* DIRECTIONS
In full and without deviation, write out the entries that follow.

* DATA TO USE
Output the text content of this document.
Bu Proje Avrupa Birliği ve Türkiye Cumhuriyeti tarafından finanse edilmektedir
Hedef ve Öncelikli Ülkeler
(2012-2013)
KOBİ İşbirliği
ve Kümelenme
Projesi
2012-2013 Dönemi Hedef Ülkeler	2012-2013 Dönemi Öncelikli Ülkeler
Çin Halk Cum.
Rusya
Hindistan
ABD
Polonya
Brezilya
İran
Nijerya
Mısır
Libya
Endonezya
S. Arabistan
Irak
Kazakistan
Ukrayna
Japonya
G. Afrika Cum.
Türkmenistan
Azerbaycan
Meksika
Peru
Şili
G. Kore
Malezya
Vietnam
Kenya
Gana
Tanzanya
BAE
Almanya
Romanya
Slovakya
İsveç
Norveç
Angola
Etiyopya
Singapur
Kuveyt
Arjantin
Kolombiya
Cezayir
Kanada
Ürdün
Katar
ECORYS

* RESULT OF THE TASK
Output the text content of this document.
Bu Proje Avrupa Birliği ve Türkiye Cumhuriyeti tarafından finanse edilmektedir
Hedef ve Öncelikli Ülkeler
(2012-2013)
KOBİ İşbirliği
ve Kümelenme
Projesi
2012-2013 Dönemi Hedef Ülkeler	2012-2013 Dönemi Öncelikli Ülkeler
Çin Halk Cum.
Rusya
Hindistan
ABD
Polonya
Brezilya
İran
Nijerya
Mısır
Libya
Endonezya
S. Arabistan
Irak
Kazakistan
Ukrayna
Japonya
G. Afrika Cum.
Türkmenistan
Azerbaycan
Meksika
Peru
Şili
G. Kore
Malezya
Vietnam
Kenya
Gana
Tanzanya
BAE
Almanya
Romanya
Slovakya
İsveç
Norveç
Angola
Etiyopya
Singapur
Kuveyt
Arjantin
Kolombiya
Cezayir
Kanada
Ürdün
Katar
ECORYS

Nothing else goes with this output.